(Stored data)
.....

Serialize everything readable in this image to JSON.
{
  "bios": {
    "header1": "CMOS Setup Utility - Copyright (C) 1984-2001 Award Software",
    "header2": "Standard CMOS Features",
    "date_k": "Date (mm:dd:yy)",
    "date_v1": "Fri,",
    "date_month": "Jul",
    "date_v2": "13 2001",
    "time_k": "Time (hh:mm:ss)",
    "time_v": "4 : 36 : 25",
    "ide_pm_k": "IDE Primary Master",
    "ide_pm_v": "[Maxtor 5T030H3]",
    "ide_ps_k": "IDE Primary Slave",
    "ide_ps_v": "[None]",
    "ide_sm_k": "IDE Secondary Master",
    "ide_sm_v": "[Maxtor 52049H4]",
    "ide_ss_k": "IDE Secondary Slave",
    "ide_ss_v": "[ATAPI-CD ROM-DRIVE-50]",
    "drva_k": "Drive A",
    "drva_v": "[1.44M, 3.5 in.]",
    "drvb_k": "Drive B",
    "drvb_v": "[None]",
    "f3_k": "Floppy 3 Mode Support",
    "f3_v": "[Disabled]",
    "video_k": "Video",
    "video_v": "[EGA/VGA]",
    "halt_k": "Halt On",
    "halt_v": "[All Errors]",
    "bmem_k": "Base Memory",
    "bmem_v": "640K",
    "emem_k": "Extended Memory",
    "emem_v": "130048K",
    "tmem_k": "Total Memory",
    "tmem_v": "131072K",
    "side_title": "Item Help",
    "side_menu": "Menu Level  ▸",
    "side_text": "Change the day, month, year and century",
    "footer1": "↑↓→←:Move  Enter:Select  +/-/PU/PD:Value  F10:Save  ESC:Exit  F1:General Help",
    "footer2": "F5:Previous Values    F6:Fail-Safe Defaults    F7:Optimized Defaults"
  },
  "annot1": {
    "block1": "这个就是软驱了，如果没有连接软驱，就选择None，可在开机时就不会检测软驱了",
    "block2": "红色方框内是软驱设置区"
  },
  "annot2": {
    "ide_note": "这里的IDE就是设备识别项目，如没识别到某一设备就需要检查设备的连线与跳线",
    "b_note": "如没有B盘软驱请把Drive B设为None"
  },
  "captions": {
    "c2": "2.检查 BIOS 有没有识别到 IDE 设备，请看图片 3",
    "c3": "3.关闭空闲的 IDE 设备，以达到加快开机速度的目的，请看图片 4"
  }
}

.....

Looking at the data above, how many lines hold the word "Help"? Respond with the number alone.

- Answer below
2